_DOCUMENT_:
--- START ---
Giuseppe Verdi was born at Le Roncole, near Busseto (Parma) on October 9th or 10th, 1813; his father was an innkeeper, his mother a spinner. The young boy soon showed his talent for music, as evidenced by the phrases written on his spinet by the harpsichord maker Cavalletti, who in 1821 repaired the instrument for free, "seeing the good disposition of young Giuseppe Verdi for learning to play this instrument". His education in the arts and humanities was enriched in the large library of the Jesuit school in Busseto, still in use today.
--- END ---
_DATASET RECORDS_:
--- START ---
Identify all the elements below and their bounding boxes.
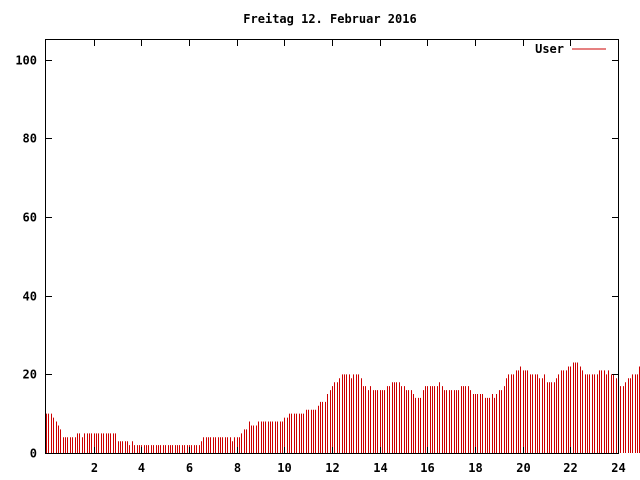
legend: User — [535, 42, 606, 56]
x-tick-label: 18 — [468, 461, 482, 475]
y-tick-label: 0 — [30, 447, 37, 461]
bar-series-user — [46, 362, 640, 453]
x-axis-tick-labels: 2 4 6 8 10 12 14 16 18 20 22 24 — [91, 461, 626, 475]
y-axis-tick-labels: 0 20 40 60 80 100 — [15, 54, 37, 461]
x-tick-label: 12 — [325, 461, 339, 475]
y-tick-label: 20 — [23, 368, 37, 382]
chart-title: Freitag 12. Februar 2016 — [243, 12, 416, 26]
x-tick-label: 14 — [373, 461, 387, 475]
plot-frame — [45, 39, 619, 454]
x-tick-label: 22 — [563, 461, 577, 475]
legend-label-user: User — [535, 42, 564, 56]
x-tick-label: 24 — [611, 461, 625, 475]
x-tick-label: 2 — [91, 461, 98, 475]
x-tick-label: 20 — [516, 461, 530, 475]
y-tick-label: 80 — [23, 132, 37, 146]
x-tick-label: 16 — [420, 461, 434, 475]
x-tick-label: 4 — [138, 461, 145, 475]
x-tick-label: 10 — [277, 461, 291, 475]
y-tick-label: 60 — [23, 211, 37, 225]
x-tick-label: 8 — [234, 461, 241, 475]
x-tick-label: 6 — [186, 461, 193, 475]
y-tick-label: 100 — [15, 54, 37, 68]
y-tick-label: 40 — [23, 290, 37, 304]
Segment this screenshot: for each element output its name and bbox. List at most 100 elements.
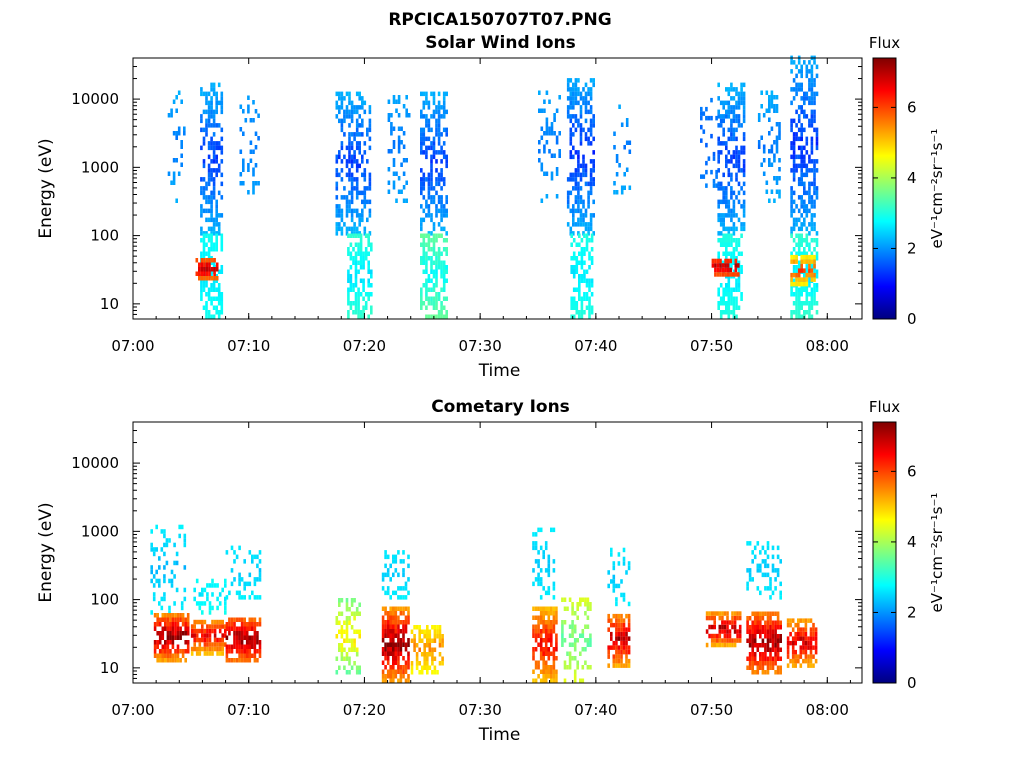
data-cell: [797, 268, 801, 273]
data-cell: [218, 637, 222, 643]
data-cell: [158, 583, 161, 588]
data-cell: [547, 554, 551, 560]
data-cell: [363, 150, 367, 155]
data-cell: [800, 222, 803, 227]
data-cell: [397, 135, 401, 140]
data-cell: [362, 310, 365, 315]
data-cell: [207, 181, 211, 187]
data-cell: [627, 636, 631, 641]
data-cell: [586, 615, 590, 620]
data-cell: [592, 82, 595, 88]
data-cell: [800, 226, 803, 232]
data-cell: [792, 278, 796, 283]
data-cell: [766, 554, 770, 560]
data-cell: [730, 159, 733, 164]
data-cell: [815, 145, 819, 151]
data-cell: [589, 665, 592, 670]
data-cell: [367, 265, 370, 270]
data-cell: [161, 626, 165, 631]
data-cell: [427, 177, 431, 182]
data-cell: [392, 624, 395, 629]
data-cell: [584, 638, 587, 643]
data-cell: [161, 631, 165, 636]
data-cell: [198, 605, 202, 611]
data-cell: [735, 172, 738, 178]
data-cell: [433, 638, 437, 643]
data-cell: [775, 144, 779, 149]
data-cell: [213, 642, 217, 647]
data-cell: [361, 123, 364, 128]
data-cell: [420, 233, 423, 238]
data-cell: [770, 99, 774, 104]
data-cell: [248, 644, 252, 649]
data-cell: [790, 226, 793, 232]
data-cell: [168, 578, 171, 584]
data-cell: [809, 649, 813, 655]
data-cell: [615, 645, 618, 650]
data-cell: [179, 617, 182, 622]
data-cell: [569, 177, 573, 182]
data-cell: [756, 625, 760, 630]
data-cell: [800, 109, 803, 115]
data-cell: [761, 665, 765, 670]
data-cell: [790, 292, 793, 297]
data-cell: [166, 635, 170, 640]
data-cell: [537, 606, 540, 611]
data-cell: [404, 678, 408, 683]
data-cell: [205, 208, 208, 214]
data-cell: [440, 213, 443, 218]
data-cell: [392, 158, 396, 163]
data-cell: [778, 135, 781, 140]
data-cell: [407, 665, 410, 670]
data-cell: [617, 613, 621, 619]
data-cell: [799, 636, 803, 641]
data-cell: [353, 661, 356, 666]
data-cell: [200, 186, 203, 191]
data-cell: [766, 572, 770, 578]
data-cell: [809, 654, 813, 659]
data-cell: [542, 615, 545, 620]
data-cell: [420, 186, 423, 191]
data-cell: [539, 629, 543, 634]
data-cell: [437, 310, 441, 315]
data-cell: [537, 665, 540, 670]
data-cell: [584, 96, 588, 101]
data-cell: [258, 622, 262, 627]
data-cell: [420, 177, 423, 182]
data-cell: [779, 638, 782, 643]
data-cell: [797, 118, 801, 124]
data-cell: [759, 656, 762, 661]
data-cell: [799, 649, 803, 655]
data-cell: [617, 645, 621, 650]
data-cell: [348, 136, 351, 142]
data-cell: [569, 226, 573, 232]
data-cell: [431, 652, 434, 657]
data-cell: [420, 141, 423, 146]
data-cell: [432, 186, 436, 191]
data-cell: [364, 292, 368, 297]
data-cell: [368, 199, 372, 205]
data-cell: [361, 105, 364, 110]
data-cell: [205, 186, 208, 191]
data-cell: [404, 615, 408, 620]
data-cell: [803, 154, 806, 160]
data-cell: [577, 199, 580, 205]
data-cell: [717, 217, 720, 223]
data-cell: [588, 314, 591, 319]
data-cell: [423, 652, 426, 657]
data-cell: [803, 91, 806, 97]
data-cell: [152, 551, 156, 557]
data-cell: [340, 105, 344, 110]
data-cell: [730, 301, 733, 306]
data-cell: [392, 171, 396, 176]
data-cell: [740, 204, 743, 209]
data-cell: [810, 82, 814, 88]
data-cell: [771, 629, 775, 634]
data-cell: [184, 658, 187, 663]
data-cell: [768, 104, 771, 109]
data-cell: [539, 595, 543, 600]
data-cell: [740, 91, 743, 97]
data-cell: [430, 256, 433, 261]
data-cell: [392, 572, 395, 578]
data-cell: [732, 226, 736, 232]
--- END ---
--- START ---
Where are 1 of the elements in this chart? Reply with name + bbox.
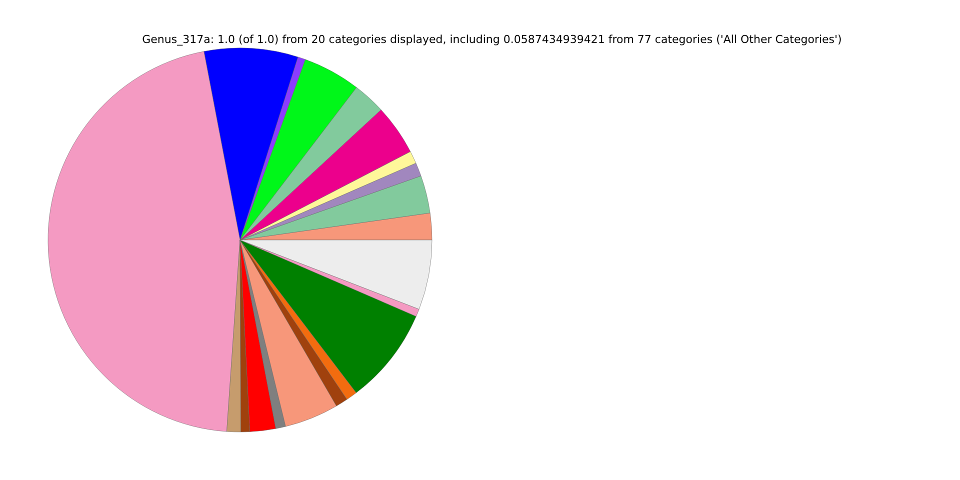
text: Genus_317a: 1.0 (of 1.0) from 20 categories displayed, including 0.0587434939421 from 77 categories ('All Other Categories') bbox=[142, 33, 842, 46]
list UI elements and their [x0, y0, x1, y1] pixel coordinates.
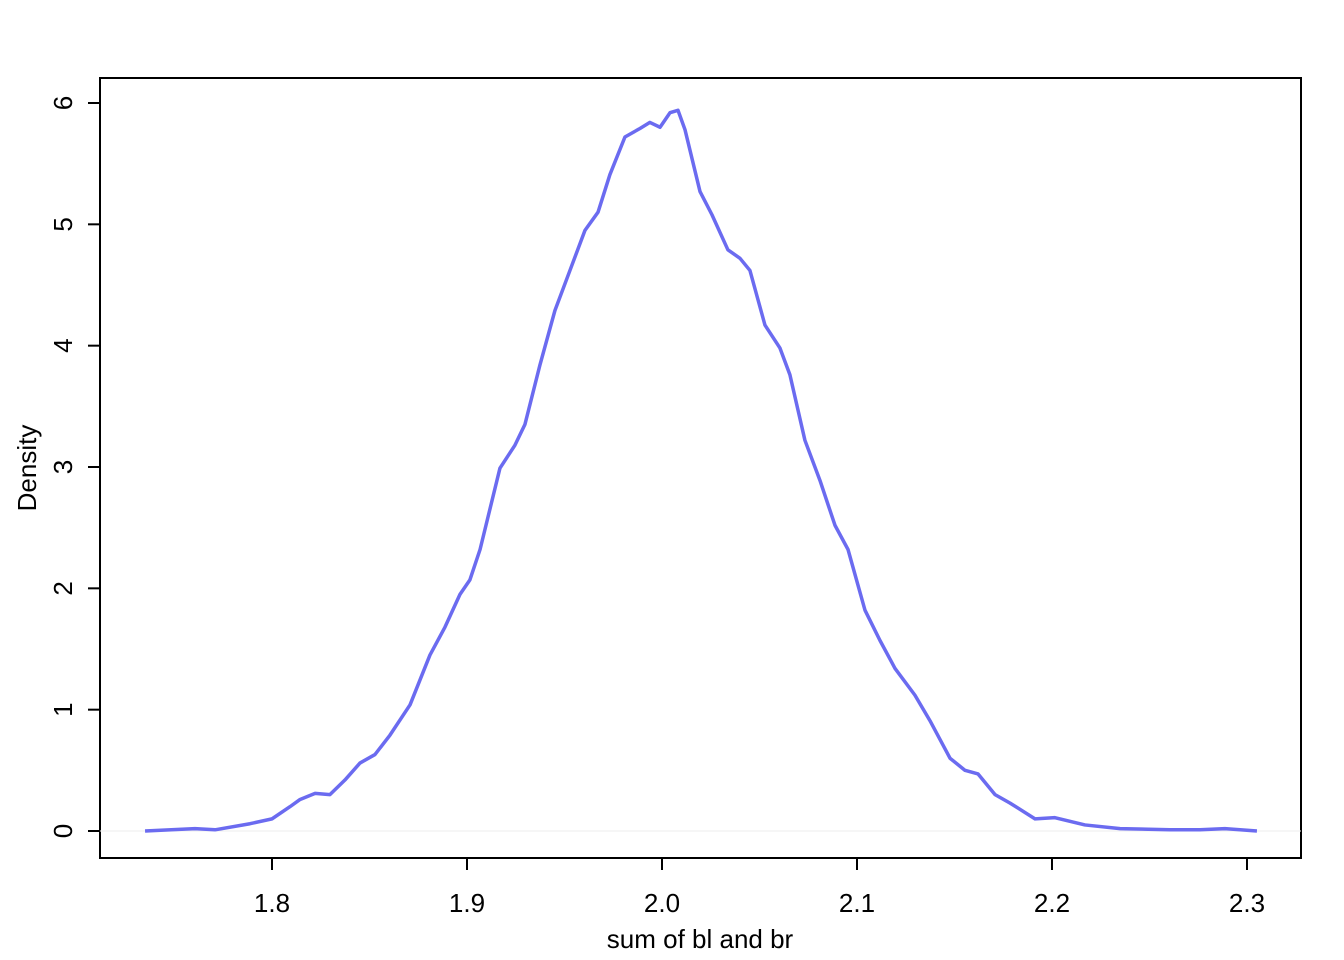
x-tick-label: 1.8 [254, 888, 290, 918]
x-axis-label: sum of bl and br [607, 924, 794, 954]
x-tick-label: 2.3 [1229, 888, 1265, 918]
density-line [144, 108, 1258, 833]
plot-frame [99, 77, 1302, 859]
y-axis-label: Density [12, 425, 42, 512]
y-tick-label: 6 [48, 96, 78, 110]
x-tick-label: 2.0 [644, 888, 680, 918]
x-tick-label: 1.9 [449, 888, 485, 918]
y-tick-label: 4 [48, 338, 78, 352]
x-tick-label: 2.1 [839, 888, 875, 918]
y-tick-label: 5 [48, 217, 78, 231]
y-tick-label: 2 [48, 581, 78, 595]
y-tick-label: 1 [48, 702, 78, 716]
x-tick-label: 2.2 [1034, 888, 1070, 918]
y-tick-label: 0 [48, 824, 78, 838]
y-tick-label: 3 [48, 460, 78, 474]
--- END ---
According to the Verdi biography text, what did the harpsichord maker Cavalletti do in 1821?

He repaired young Giuseppe Verdi's spinet for free.